### Data entries

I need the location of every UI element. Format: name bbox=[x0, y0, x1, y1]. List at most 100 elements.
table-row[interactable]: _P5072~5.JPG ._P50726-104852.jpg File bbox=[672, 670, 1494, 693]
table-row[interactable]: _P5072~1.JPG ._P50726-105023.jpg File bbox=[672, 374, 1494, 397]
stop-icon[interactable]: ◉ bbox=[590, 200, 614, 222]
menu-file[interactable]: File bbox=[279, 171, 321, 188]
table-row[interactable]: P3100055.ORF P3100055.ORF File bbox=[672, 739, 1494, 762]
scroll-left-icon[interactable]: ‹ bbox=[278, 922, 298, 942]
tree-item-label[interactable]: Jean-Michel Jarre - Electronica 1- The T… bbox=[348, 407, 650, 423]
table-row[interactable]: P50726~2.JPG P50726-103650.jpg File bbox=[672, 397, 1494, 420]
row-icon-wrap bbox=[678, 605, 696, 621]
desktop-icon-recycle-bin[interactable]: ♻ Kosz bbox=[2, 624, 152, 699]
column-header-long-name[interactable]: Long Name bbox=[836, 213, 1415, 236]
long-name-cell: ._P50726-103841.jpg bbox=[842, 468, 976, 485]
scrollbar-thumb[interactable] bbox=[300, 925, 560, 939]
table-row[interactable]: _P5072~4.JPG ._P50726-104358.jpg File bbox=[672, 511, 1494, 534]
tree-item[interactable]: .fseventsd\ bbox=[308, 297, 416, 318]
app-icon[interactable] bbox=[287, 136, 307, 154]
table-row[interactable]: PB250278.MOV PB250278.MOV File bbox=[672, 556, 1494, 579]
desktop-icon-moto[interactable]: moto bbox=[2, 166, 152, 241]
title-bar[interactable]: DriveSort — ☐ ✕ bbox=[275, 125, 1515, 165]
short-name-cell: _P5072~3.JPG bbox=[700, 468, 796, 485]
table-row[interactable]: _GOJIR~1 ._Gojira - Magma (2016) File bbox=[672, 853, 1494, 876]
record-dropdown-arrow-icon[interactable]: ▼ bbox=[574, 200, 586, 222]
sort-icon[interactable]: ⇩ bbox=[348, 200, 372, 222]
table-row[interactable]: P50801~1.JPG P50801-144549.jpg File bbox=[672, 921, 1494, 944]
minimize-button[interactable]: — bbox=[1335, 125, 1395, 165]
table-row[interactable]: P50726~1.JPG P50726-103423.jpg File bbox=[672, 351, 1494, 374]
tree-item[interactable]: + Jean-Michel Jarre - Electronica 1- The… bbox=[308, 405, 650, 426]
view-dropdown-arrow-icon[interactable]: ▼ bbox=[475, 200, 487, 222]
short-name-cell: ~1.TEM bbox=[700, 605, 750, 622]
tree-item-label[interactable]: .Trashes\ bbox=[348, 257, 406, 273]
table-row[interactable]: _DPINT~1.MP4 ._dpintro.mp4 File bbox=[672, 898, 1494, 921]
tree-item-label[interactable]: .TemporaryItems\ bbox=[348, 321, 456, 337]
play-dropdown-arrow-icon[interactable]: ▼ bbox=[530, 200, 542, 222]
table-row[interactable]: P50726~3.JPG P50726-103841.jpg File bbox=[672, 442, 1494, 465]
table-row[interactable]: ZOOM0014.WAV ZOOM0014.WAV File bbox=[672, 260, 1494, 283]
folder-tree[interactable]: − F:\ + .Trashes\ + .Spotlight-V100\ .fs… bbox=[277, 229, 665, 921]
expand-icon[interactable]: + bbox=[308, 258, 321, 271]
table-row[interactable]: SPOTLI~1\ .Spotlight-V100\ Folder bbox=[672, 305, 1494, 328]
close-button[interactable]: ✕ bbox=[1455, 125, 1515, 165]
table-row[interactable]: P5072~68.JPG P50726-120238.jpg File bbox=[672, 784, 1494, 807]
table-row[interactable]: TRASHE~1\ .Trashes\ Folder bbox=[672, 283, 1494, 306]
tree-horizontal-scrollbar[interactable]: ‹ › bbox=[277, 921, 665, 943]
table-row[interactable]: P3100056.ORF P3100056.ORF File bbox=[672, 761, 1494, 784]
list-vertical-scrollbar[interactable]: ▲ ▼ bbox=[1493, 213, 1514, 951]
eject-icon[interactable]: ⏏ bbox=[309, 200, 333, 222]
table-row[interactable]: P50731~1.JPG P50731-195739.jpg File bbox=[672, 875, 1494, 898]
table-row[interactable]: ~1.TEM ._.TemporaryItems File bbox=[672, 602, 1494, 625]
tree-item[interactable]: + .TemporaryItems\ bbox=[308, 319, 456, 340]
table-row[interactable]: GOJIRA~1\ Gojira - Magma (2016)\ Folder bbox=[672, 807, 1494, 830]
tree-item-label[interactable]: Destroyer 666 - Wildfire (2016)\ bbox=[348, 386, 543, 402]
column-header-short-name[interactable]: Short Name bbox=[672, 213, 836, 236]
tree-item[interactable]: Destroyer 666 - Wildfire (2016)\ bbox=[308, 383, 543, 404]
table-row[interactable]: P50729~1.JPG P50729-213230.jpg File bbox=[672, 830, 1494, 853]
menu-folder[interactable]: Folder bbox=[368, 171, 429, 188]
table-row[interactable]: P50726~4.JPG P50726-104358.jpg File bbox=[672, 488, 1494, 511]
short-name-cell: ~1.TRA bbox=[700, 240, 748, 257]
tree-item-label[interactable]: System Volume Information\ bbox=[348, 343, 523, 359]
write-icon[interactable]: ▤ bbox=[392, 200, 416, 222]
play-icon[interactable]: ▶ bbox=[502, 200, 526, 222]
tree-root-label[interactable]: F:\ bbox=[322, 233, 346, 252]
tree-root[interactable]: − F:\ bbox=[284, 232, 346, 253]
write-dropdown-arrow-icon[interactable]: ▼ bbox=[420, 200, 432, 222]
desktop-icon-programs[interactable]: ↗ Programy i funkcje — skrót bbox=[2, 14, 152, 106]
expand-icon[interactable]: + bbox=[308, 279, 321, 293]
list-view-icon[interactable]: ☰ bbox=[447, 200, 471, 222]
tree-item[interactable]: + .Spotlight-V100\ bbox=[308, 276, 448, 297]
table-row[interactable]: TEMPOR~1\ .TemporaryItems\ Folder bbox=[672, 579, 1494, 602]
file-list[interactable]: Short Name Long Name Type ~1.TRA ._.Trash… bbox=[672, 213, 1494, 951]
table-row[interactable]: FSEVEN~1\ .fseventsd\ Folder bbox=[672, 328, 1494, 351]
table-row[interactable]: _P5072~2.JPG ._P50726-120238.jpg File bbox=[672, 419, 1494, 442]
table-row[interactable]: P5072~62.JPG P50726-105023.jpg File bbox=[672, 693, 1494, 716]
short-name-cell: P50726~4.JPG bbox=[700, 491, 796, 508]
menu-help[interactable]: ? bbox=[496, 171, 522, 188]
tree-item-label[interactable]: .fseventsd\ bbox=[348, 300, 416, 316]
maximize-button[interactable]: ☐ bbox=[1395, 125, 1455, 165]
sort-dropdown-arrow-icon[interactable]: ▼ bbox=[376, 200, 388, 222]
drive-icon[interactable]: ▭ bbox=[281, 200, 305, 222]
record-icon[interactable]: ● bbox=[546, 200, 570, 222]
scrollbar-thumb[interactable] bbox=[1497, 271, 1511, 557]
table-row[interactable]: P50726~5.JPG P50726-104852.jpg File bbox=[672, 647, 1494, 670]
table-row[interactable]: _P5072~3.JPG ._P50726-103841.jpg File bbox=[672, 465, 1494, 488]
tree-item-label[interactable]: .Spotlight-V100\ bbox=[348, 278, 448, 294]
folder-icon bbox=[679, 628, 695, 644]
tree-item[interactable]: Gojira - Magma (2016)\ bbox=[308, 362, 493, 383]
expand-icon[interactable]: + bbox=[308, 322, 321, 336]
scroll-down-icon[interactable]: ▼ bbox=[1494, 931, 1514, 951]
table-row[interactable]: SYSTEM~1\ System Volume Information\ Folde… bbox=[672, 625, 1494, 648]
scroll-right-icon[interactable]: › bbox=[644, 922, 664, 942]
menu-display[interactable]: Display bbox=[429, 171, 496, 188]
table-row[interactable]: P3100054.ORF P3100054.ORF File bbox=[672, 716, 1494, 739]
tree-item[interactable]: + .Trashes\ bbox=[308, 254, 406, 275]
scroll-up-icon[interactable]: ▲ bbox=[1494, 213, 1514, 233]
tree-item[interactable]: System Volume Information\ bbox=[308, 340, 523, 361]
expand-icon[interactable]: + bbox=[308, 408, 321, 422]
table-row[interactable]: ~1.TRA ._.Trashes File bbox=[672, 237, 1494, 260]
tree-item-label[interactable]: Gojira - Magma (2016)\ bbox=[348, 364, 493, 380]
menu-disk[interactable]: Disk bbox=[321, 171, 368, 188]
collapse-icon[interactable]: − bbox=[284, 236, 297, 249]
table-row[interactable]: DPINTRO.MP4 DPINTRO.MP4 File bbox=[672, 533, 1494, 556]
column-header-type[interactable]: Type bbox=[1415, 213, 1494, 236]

######

• What the task asks:
Identify every line in the material above that contains the string "record", and copy each of those lines in full.

• Correct response:
record-dropdown-arrow-icon[interactable]: ▼ bbox=[574, 200, 586, 222]
record-icon[interactable]: ● bbox=[546, 200, 570, 222]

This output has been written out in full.